= Problem description =
Reproduce the entries below in full, word for word.

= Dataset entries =
________________________
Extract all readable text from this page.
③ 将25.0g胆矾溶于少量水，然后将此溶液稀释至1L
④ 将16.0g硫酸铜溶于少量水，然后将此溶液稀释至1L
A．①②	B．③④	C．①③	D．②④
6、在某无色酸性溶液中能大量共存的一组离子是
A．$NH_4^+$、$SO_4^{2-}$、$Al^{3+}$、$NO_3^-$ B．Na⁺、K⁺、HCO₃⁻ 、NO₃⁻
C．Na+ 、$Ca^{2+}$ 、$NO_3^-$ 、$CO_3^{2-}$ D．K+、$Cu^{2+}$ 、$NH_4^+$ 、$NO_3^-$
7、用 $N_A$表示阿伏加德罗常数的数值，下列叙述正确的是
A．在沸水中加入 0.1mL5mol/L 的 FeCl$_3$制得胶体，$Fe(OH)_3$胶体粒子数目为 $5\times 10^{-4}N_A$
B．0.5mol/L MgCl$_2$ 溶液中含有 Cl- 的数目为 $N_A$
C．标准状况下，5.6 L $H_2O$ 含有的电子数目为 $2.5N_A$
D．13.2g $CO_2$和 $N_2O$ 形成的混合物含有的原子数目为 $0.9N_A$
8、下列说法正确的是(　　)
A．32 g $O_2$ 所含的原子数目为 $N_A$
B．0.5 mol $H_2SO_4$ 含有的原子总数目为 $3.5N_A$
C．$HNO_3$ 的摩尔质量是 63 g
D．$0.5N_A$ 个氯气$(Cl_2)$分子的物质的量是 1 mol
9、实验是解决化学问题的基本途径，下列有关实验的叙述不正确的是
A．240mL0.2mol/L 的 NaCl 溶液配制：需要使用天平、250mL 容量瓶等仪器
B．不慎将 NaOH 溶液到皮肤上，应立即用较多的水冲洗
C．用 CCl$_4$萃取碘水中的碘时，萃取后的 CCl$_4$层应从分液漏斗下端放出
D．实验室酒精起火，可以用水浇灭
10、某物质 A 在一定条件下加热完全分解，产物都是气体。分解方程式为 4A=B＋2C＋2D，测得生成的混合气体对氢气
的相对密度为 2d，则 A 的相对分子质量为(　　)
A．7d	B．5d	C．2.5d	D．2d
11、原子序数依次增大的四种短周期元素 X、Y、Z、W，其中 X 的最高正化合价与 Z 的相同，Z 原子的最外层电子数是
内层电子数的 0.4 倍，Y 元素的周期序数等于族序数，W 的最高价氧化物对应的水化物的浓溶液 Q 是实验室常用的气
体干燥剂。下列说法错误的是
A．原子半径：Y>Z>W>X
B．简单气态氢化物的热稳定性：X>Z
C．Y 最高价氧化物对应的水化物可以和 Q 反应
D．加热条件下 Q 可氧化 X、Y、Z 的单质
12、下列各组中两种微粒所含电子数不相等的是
________________________
= The solution =
Extract all readable text from this page.
③ 将25.0g胆矾溶于少量水，然后将此溶液稀释至1L
④ 将16.0g硫酸铜溶于少量水，然后将此溶液稀释至1L
A．①②	B．③④	C．①③	D．②④
6、在某无色酸性溶液中能大量共存的一组离子是
A．$NH_4^+$、$SO_4^{2-}$、$Al^{3+}$、$NO_3^-$ B．Na⁺、K⁺、HCO₃⁻ 、NO₃⁻
C．Na+ 、$Ca^{2+}$ 、$NO_3^-$ 、$CO_3^{2-}$ D．K+、$Cu^{2+}$ 、$NH_4^+$ 、$NO_3^-$
7、用 $N_A$表示阿伏加德罗常数的数值，下列叙述正确的是
A．在沸水中加入 0.1mL5mol/L 的 FeCl$_3$制得胶体，$Fe(OH)_3$胶体粒子数目为 $5\times 10^{-4}N_A$
B．0.5mol/L MgCl$_2$ 溶液中含有 Cl- 的数目为 $N_A$
C．标准状况下，5.6 L $H_2O$ 含有的电子数目为 $2.5N_A$
D．13.2g $CO_2$和 $N_2O$ 形成的混合物含有的原子数目为 $0.9N_A$
8、下列说法正确的是(　　)
A．32 g $O_2$ 所含的原子数目为 $N_A$
B．0.5 mol $H_2SO_4$ 含有的原子总数目为 $3.5N_A$
C．$HNO_3$ 的摩尔质量是 63 g
D．$0.5N_A$ 个氯气$(Cl_2)$分子的物质的量是 1 mol
9、实验是解决化学问题的基本途径，下列有关实验的叙述不正确的是
A．240mL0.2mol/L 的 NaCl 溶液配制：需要使用天平、250mL 容量瓶等仪器
B．不慎将 NaOH 溶液到皮肤上，应立即用较多的水冲洗
C．用 CCl$_4$萃取碘水中的碘时，萃取后的 CCl$_4$层应从分液漏斗下端放出
D．实验室酒精起火，可以用水浇灭
10、某物质 A 在一定条件下加热完全分解，产物都是气体。分解方程式为 4A=B＋2C＋2D，测得生成的混合气体对氢气
的相对密度为 2d，则 A 的相对分子质量为(　　)
A．7d	B．5d	C．2.5d	D．2d
11、原子序数依次增大的四种短周期元素 X、Y、Z、W，其中 X 的最高正化合价与 Z 的相同，Z 原子的最外层电子数是
内层电子数的 0.4 倍，Y 元素的周期序数等于族序数，W 的最高价氧化物对应的水化物的浓溶液 Q 是实验室常用的气
体干燥剂。下列说法错误的是
A．原子半径：Y>Z>W>X
B．简单气态氢化物的热稳定性：X>Z
C．Y 最高价氧化物对应的水化物可以和 Q 反应
D．加热条件下 Q 可氧化 X、Y、Z 的单质
12、下列各组中两种微粒所含电子数不相等的是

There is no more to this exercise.